-- BEGIN INPUT RECORDS --

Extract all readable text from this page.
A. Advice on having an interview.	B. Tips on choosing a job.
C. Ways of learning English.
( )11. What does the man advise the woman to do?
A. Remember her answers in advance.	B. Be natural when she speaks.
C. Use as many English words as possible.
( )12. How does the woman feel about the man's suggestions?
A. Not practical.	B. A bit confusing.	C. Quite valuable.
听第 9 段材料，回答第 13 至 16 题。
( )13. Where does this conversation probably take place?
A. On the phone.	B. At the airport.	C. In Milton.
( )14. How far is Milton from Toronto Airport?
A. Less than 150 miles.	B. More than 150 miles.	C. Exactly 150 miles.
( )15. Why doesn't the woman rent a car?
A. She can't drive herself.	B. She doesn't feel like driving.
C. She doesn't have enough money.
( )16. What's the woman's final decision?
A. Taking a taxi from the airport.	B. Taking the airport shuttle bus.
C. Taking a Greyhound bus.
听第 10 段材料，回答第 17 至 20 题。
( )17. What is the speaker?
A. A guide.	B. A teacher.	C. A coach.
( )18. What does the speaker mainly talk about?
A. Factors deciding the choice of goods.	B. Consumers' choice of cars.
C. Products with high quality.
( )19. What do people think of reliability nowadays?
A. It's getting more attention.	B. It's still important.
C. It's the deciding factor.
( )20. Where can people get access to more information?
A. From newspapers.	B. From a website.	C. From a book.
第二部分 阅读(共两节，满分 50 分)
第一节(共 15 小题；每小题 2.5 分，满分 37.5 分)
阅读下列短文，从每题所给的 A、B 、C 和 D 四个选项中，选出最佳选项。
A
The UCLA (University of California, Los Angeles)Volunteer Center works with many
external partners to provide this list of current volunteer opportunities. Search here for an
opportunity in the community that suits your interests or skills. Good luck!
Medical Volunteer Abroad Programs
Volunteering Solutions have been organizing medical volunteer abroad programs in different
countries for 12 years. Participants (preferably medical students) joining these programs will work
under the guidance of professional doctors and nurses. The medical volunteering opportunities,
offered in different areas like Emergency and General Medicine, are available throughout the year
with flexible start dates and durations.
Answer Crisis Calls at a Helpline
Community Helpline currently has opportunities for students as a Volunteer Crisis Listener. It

-- END INPUT RECORDS --

**REQUIRED TASK**
Gather all the lines that include the word "about" and copy them out.

**SOLUTION BELOW**
( )12. How does the woman feel about the man's suggestions?
( )18. What does the speaker mainly talk about?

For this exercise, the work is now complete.